• _What the exercise asks_:
Copy every record below exactly.

[Excerpt from a dataset]

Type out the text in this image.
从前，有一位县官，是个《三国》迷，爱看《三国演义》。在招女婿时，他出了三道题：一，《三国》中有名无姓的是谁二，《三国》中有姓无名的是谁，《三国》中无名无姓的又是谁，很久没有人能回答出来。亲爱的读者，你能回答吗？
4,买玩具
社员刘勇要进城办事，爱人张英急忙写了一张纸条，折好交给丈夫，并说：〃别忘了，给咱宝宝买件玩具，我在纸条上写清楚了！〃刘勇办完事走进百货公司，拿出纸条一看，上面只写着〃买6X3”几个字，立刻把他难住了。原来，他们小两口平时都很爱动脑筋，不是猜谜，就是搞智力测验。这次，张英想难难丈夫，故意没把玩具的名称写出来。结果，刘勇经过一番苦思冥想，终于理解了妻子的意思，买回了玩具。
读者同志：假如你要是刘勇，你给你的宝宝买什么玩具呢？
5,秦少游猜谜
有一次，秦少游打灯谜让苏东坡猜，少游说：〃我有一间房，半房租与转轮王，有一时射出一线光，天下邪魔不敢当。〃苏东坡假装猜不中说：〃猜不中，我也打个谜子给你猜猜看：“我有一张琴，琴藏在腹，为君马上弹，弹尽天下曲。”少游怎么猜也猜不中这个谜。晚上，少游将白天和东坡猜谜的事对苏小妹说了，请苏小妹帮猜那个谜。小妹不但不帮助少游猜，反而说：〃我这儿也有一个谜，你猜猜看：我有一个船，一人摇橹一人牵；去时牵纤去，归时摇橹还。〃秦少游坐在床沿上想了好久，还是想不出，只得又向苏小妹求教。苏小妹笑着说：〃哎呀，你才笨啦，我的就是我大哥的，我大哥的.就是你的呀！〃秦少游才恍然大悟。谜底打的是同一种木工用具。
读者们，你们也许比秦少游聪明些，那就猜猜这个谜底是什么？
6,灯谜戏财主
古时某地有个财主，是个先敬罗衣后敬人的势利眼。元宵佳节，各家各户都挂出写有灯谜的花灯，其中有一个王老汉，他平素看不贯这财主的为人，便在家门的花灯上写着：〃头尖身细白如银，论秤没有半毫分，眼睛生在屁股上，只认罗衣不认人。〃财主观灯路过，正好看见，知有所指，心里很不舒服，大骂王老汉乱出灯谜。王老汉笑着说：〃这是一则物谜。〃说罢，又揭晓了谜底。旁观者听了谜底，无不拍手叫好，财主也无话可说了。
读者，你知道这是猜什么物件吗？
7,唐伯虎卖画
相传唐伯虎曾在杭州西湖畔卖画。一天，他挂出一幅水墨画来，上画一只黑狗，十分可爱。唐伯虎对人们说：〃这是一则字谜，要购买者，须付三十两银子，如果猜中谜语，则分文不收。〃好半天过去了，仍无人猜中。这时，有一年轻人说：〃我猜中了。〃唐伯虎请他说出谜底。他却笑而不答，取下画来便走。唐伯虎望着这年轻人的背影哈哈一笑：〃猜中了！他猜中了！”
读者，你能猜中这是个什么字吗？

• _Exercise output_:
Type out the text in this image.
从前，有一位县官，是个《三国》迷，爱看《三国演义》。在招女婿时，他出了三道题：一，《三国》中有名无姓的是谁二，《三国》中有姓无名的是谁，《三国》中无名无姓的又是谁，很久没有人能回答出来。亲爱的读者，你能回答吗？
4,买玩具
社员刘勇要进城办事，爱人张英急忙写了一张纸条，折好交给丈夫，并说：〃别忘了，给咱宝宝买件玩具，我在纸条上写清楚了！〃刘勇办完事走进百货公司，拿出纸条一看，上面只写着〃买6X3”几个字，立刻把他难住了。原来，他们小两口平时都很爱动脑筋，不是猜谜，就是搞智力测验。这次，张英想难难丈夫，故意没把玩具的名称写出来。结果，刘勇经过一番苦思冥想，终于理解了妻子的意思，买回了玩具。
读者同志：假如你要是刘勇，你给你的宝宝买什么玩具呢？
5,秦少游猜谜
有一次，秦少游打灯谜让苏东坡猜，少游说：〃我有一间房，半房租与转轮王，有一时射出一线光，天下邪魔不敢当。〃苏东坡假装猜不中说：〃猜不中，我也打个谜子给你猜猜看：“我有一张琴，琴藏在腹，为君马上弹，弹尽天下曲。”少游怎么猜也猜不中这个谜。晚上，少游将白天和东坡猜谜的事对苏小妹说了，请苏小妹帮猜那个谜。小妹不但不帮助少游猜，反而说：〃我这儿也有一个谜，你猜猜看：我有一个船，一人摇橹一人牵；去时牵纤去，归时摇橹还。〃秦少游坐在床沿上想了好久，还是想不出，只得又向苏小妹求教。苏小妹笑着说：〃哎呀，你才笨啦，我的就是我大哥的，我大哥的.就是你的呀！〃秦少游才恍然大悟。谜底打的是同一种木工用具。
读者们，你们也许比秦少游聪明些，那就猜猜这个谜底是什么？
6,灯谜戏财主
古时某地有个财主，是个先敬罗衣后敬人的势利眼。元宵佳节，各家各户都挂出写有灯谜的花灯，其中有一个王老汉，他平素看不贯这财主的为人，便在家门的花灯上写着：〃头尖身细白如银，论秤没有半毫分，眼睛生在屁股上，只认罗衣不认人。〃财主观灯路过，正好看见，知有所指，心里很不舒服，大骂王老汉乱出灯谜。王老汉笑着说：〃这是一则物谜。〃说罢，又揭晓了谜底。旁观者听了谜底，无不拍手叫好，财主也无话可说了。
读者，你知道这是猜什么物件吗？
7,唐伯虎卖画
相传唐伯虎曾在杭州西湖畔卖画。一天，他挂出一幅水墨画来，上画一只黑狗，十分可爱。唐伯虎对人们说：〃这是一则字谜，要购买者，须付三十两银子，如果猜中谜语，则分文不收。〃好半天过去了，仍无人猜中。这时，有一年轻人说：〃我猜中了。〃唐伯虎请他说出谜底。他却笑而不答，取下画来便走。唐伯虎望着这年轻人的背影哈哈一笑：〃猜中了！他猜中了！”
读者，你能猜中这是个什么字吗？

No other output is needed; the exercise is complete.